## START Input records

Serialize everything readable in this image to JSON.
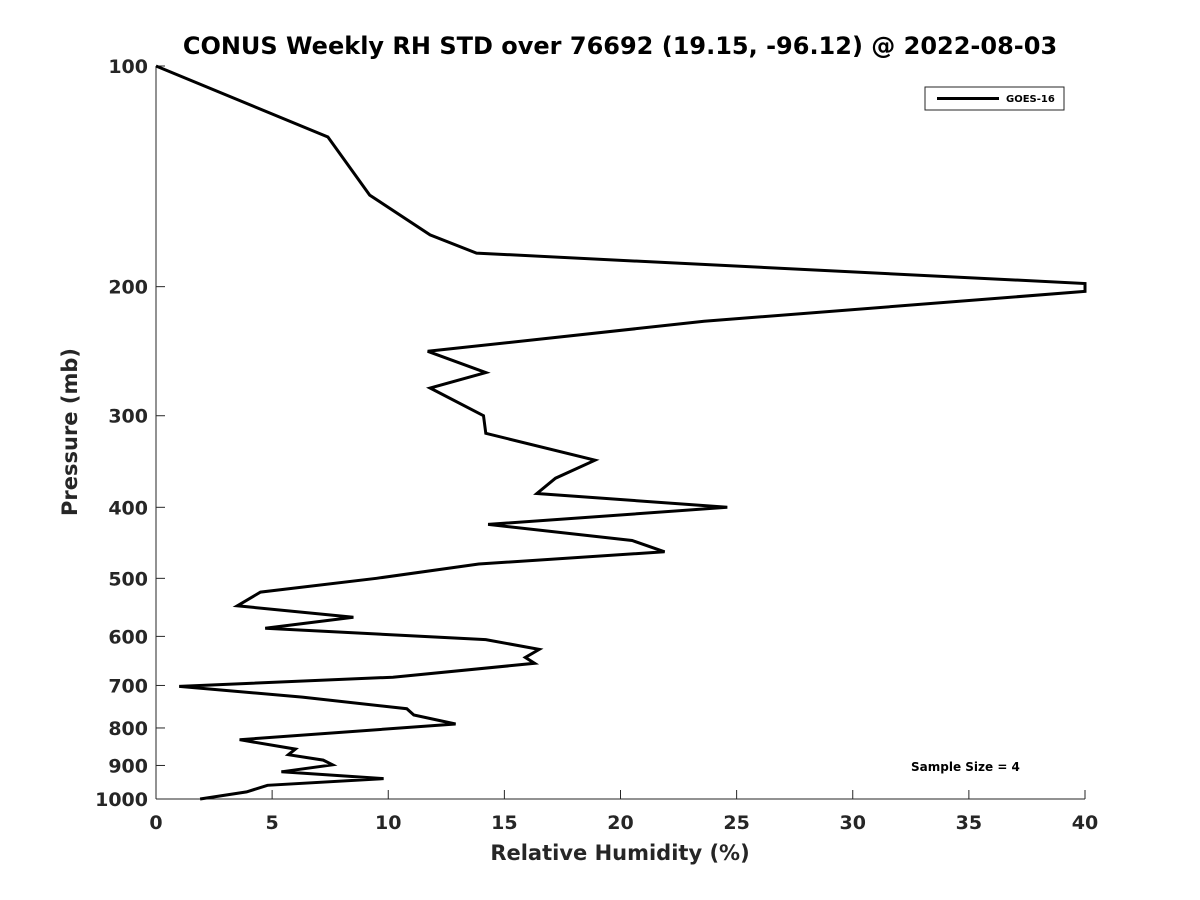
{
  "chart_data": {
    "type": "line",
    "title": "CONUS Weekly RH STD over 76692 (19.15, -96.12) @ 2022-08-03",
    "xlabel": "Relative Humidity (%)",
    "ylabel": "Pressure (mb)",
    "xlim": [
      0,
      40
    ],
    "ylim": [
      100,
      1000
    ],
    "y_scale": "log",
    "y_reversed": true,
    "x_ticks": [
      0,
      5,
      10,
      15,
      20,
      25,
      30,
      35,
      40
    ],
    "y_ticks": [
      100,
      200,
      300,
      400,
      500,
      600,
      700,
      800,
      900,
      1000
    ],
    "grid": false,
    "legend_position": "top-right",
    "annotation": "Sample Size = 4",
    "series": [
      {
        "name": "GOES-16",
        "color": "#000000",
        "points": [
          [
            0.0,
            100
          ],
          [
            7.4,
            125
          ],
          [
            9.2,
            150
          ],
          [
            11.8,
            170
          ],
          [
            13.8,
            180
          ],
          [
            40.0,
            198
          ],
          [
            40.0,
            203
          ],
          [
            23.6,
            223
          ],
          [
            11.7,
            245
          ],
          [
            14.2,
            262
          ],
          [
            11.8,
            275
          ],
          [
            14.1,
            300
          ],
          [
            14.2,
            317
          ],
          [
            18.9,
            345
          ],
          [
            17.2,
            365
          ],
          [
            16.4,
            383
          ],
          [
            24.6,
            400
          ],
          [
            14.3,
            422
          ],
          [
            20.5,
            444
          ],
          [
            21.9,
            460
          ],
          [
            13.9,
            478
          ],
          [
            9.5,
            500
          ],
          [
            4.5,
            522
          ],
          [
            3.5,
            545
          ],
          [
            8.5,
            565
          ],
          [
            4.7,
            585
          ],
          [
            14.2,
            606
          ],
          [
            16.5,
            625
          ],
          [
            15.9,
            641
          ],
          [
            16.3,
            653
          ],
          [
            10.2,
            682
          ],
          [
            1.0,
            702
          ],
          [
            6.3,
            726
          ],
          [
            10.8,
            753
          ],
          [
            11.1,
            768
          ],
          [
            12.9,
            790
          ],
          [
            3.6,
            830
          ],
          [
            6.0,
            855
          ],
          [
            5.7,
            870
          ],
          [
            7.2,
            885
          ],
          [
            7.6,
            898
          ],
          [
            5.4,
            918
          ],
          [
            9.8,
            938
          ],
          [
            4.8,
            958
          ],
          [
            3.9,
            978
          ],
          [
            1.9,
            1000
          ]
        ]
      }
    ]
  }
}
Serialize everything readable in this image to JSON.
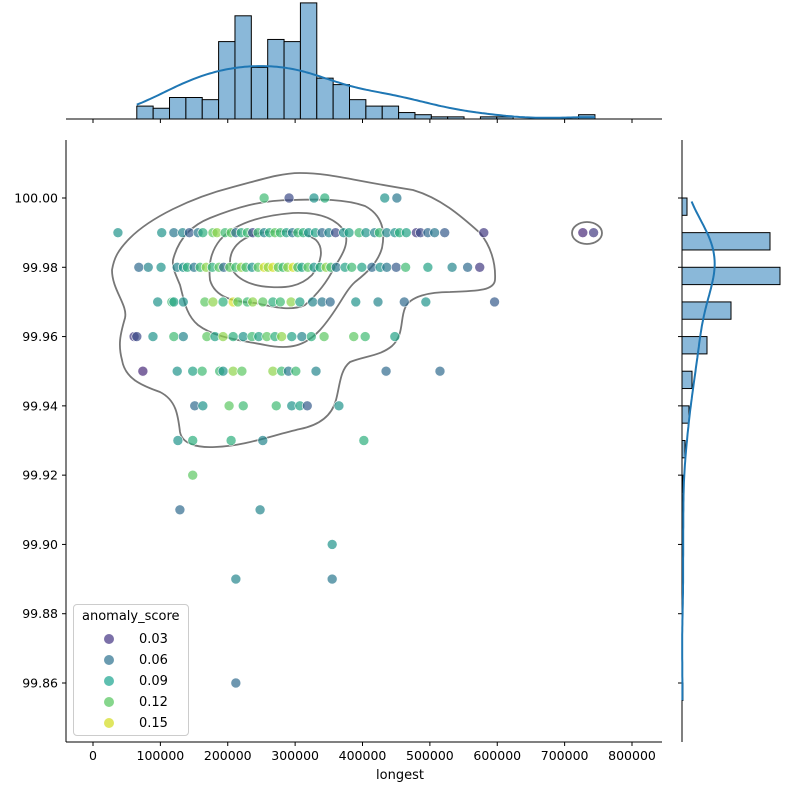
{
  "chart_data": {
    "type": "scatter",
    "xlabel": "longest",
    "ylabel": "",
    "xlim": [
      -40000,
      845000
    ],
    "ylim": [
      99.844,
      100.017
    ],
    "x_ticks": [
      "0",
      "100000",
      "200000",
      "300000",
      "400000",
      "500000",
      "600000",
      "700000",
      "800000"
    ],
    "y_ticks": [
      "99.86",
      "99.88",
      "99.90",
      "99.92",
      "99.94",
      "99.96",
      "99.98",
      "100.00"
    ],
    "grid": false,
    "colormap": "viridis",
    "hue_range": [
      0.0,
      0.155
    ],
    "legend": {
      "title": "anomaly_score",
      "placement": "bottom-left",
      "entries": [
        "0.03",
        "0.06",
        "0.09",
        "0.12",
        "0.15"
      ],
      "colors": [
        "#7b70a8",
        "#6a9bb0",
        "#5ebfb0",
        "#86d68c",
        "#e0e660"
      ]
    },
    "points": [
      [
        254000,
        100.0,
        0.12
      ],
      [
        291000,
        100.0,
        0.04
      ],
      [
        328000,
        100.0,
        0.09
      ],
      [
        344000,
        100.0,
        0.11
      ],
      [
        433000,
        100.0,
        0.09
      ],
      [
        451000,
        100.0,
        0.07
      ],
      [
        37000,
        99.99,
        0.09
      ],
      [
        102000,
        99.99,
        0.09
      ],
      [
        120000,
        99.99,
        0.07
      ],
      [
        133000,
        99.99,
        0.08
      ],
      [
        143000,
        99.99,
        0.05
      ],
      [
        156000,
        99.99,
        0.07
      ],
      [
        163000,
        99.99,
        0.11
      ],
      [
        178000,
        99.99,
        0.13
      ],
      [
        184000,
        99.99,
        0.14
      ],
      [
        196000,
        99.99,
        0.12
      ],
      [
        205000,
        99.99,
        0.13
      ],
      [
        212000,
        99.99,
        0.06
      ],
      [
        220000,
        99.99,
        0.11
      ],
      [
        229000,
        99.99,
        0.12
      ],
      [
        237000,
        99.99,
        0.04
      ],
      [
        245000,
        99.99,
        0.12
      ],
      [
        254000,
        99.99,
        0.08
      ],
      [
        262000,
        99.99,
        0.11
      ],
      [
        270000,
        99.99,
        0.13
      ],
      [
        278000,
        99.99,
        0.12
      ],
      [
        287000,
        99.99,
        0.1
      ],
      [
        296000,
        99.99,
        0.07
      ],
      [
        304000,
        99.99,
        0.12
      ],
      [
        312000,
        99.99,
        0.11
      ],
      [
        320000,
        99.99,
        0.09
      ],
      [
        330000,
        99.99,
        0.1
      ],
      [
        340000,
        99.99,
        0.06
      ],
      [
        350000,
        99.99,
        0.08
      ],
      [
        360000,
        99.99,
        0.04
      ],
      [
        372000,
        99.99,
        0.09
      ],
      [
        380000,
        99.99,
        0.1
      ],
      [
        395000,
        99.99,
        0.12
      ],
      [
        405000,
        99.99,
        0.09
      ],
      [
        418000,
        99.99,
        0.08
      ],
      [
        425000,
        99.99,
        0.12
      ],
      [
        436000,
        99.99,
        0.08
      ],
      [
        448000,
        99.99,
        0.09
      ],
      [
        455000,
        99.99,
        0.11
      ],
      [
        465000,
        99.99,
        0.1
      ],
      [
        480000,
        99.99,
        0.03
      ],
      [
        486000,
        99.99,
        0.04
      ],
      [
        497000,
        99.99,
        0.06
      ],
      [
        507000,
        99.99,
        0.07
      ],
      [
        522000,
        99.99,
        0.05
      ],
      [
        580000,
        99.99,
        0.03
      ],
      [
        727000,
        99.99,
        0.02
      ],
      [
        743000,
        99.99,
        0.03
      ],
      [
        68000,
        99.98,
        0.06
      ],
      [
        82000,
        99.98,
        0.08
      ],
      [
        101000,
        99.98,
        0.09
      ],
      [
        125000,
        99.98,
        0.08
      ],
      [
        134000,
        99.98,
        0.09
      ],
      [
        140000,
        99.98,
        0.11
      ],
      [
        150000,
        99.98,
        0.07
      ],
      [
        159000,
        99.98,
        0.12
      ],
      [
        168000,
        99.98,
        0.14
      ],
      [
        177000,
        99.98,
        0.11
      ],
      [
        187000,
        99.98,
        0.13
      ],
      [
        194000,
        99.98,
        0.06
      ],
      [
        203000,
        99.98,
        0.13
      ],
      [
        212000,
        99.98,
        0.12
      ],
      [
        220000,
        99.98,
        0.14
      ],
      [
        227000,
        99.98,
        0.12
      ],
      [
        236000,
        99.98,
        0.09
      ],
      [
        245000,
        99.98,
        0.13
      ],
      [
        254000,
        99.98,
        0.15
      ],
      [
        260000,
        99.98,
        0.14
      ],
      [
        267000,
        99.98,
        0.15
      ],
      [
        275000,
        99.98,
        0.13
      ],
      [
        282000,
        99.98,
        0.12
      ],
      [
        289000,
        99.98,
        0.14
      ],
      [
        297000,
        99.98,
        0.15
      ],
      [
        304000,
        99.98,
        0.12
      ],
      [
        310000,
        99.98,
        0.1
      ],
      [
        319000,
        99.98,
        0.13
      ],
      [
        328000,
        99.98,
        0.09
      ],
      [
        337000,
        99.98,
        0.11
      ],
      [
        346000,
        99.98,
        0.14
      ],
      [
        353000,
        99.98,
        0.12
      ],
      [
        361000,
        99.98,
        0.07
      ],
      [
        374000,
        99.98,
        0.1
      ],
      [
        384000,
        99.98,
        0.12
      ],
      [
        399000,
        99.98,
        0.1
      ],
      [
        414000,
        99.98,
        0.06
      ],
      [
        426000,
        99.98,
        0.09
      ],
      [
        436000,
        99.98,
        0.07
      ],
      [
        450000,
        99.98,
        0.05
      ],
      [
        464000,
        99.98,
        0.12
      ],
      [
        497000,
        99.98,
        0.1
      ],
      [
        533000,
        99.98,
        0.08
      ],
      [
        556000,
        99.98,
        0.06
      ],
      [
        574000,
        99.98,
        0.03
      ],
      [
        96000,
        99.97,
        0.09
      ],
      [
        117000,
        99.97,
        0.12
      ],
      [
        120000,
        99.97,
        0.1
      ],
      [
        134000,
        99.97,
        0.09
      ],
      [
        166000,
        99.97,
        0.13
      ],
      [
        178000,
        99.97,
        0.14
      ],
      [
        193000,
        99.97,
        0.11
      ],
      [
        208000,
        99.97,
        0.15
      ],
      [
        215000,
        99.97,
        0.13
      ],
      [
        229000,
        99.97,
        0.12
      ],
      [
        237000,
        99.97,
        0.14
      ],
      [
        252000,
        99.97,
        0.13
      ],
      [
        267000,
        99.97,
        0.11
      ],
      [
        278000,
        99.97,
        0.12
      ],
      [
        294000,
        99.97,
        0.14
      ],
      [
        307000,
        99.97,
        0.1
      ],
      [
        326000,
        99.97,
        0.08
      ],
      [
        340000,
        99.97,
        0.07
      ],
      [
        352000,
        99.97,
        0.06
      ],
      [
        390000,
        99.97,
        0.09
      ],
      [
        423000,
        99.97,
        0.08
      ],
      [
        462000,
        99.97,
        0.06
      ],
      [
        494000,
        99.97,
        0.09
      ],
      [
        596000,
        99.97,
        0.05
      ],
      [
        61000,
        99.96,
        0.03
      ],
      [
        65000,
        99.96,
        0.04
      ],
      [
        89000,
        99.96,
        0.09
      ],
      [
        120000,
        99.96,
        0.12
      ],
      [
        134000,
        99.96,
        0.08
      ],
      [
        169000,
        99.96,
        0.13
      ],
      [
        181000,
        99.96,
        0.1
      ],
      [
        193000,
        99.96,
        0.14
      ],
      [
        208000,
        99.96,
        0.11
      ],
      [
        223000,
        99.96,
        0.09
      ],
      [
        236000,
        99.96,
        0.12
      ],
      [
        246000,
        99.96,
        0.1
      ],
      [
        258000,
        99.96,
        0.13
      ],
      [
        270000,
        99.96,
        0.11
      ],
      [
        280000,
        99.96,
        0.14
      ],
      [
        295000,
        99.96,
        0.1
      ],
      [
        310000,
        99.96,
        0.08
      ],
      [
        324000,
        99.96,
        0.11
      ],
      [
        343000,
        99.96,
        0.13
      ],
      [
        387000,
        99.96,
        0.13
      ],
      [
        404000,
        99.96,
        0.12
      ],
      [
        448000,
        99.96,
        0.1
      ],
      [
        74000,
        99.95,
        0.02
      ],
      [
        125000,
        99.95,
        0.09
      ],
      [
        148000,
        99.95,
        0.1
      ],
      [
        162000,
        99.95,
        0.12
      ],
      [
        188000,
        99.95,
        0.12
      ],
      [
        193000,
        99.95,
        0.09
      ],
      [
        208000,
        99.95,
        0.14
      ],
      [
        221000,
        99.95,
        0.13
      ],
      [
        267000,
        99.95,
        0.14
      ],
      [
        280000,
        99.95,
        0.12
      ],
      [
        290000,
        99.95,
        0.07
      ],
      [
        301000,
        99.95,
        0.12
      ],
      [
        331000,
        99.95,
        0.08
      ],
      [
        435000,
        99.95,
        0.06
      ],
      [
        515000,
        99.95,
        0.06
      ],
      [
        151000,
        99.94,
        0.06
      ],
      [
        163000,
        99.94,
        0.09
      ],
      [
        202000,
        99.94,
        0.13
      ],
      [
        223000,
        99.94,
        0.12
      ],
      [
        272000,
        99.94,
        0.12
      ],
      [
        295000,
        99.94,
        0.09
      ],
      [
        307000,
        99.94,
        0.1
      ],
      [
        318000,
        99.94,
        0.05
      ],
      [
        365000,
        99.94,
        0.09
      ],
      [
        126000,
        99.93,
        0.09
      ],
      [
        148000,
        99.93,
        0.11
      ],
      [
        205000,
        99.93,
        0.11
      ],
      [
        252000,
        99.93,
        0.08
      ],
      [
        402000,
        99.93,
        0.11
      ],
      [
        148000,
        99.92,
        0.13
      ],
      [
        129000,
        99.91,
        0.06
      ],
      [
        248000,
        99.91,
        0.08
      ],
      [
        355000,
        99.9,
        0.09
      ],
      [
        212000,
        99.89,
        0.08
      ],
      [
        355000,
        99.89,
        0.07
      ],
      [
        212000,
        99.86,
        0.06
      ]
    ],
    "marginal_x_hist": {
      "range": [
        65000,
        745000
      ],
      "counts": [
        6,
        5,
        10,
        10,
        9,
        36,
        48,
        24,
        37,
        36,
        54,
        19,
        16,
        9,
        6,
        6,
        3,
        2,
        1,
        1,
        0,
        1,
        1,
        0,
        0,
        0,
        0,
        2
      ],
      "kde": true
    },
    "marginal_y_hist": {
      "bin_tops": [
        100.0,
        99.99,
        99.98,
        99.97,
        99.96,
        99.95,
        99.94,
        99.93,
        99.92,
        99.91,
        99.9,
        99.89,
        99.86
      ],
      "counts": [
        5,
        88,
        98,
        49,
        25,
        10,
        7,
        3,
        1,
        1,
        1,
        1,
        1
      ],
      "bin_width": 0.005,
      "kde": true
    }
  }
}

## END Input records

• [What you should do] Copy every line above that holds the word "xlabel".

• [Result for this task]
    "xlabel": "Relative Humidity (%)",
    "xlabel": "longest",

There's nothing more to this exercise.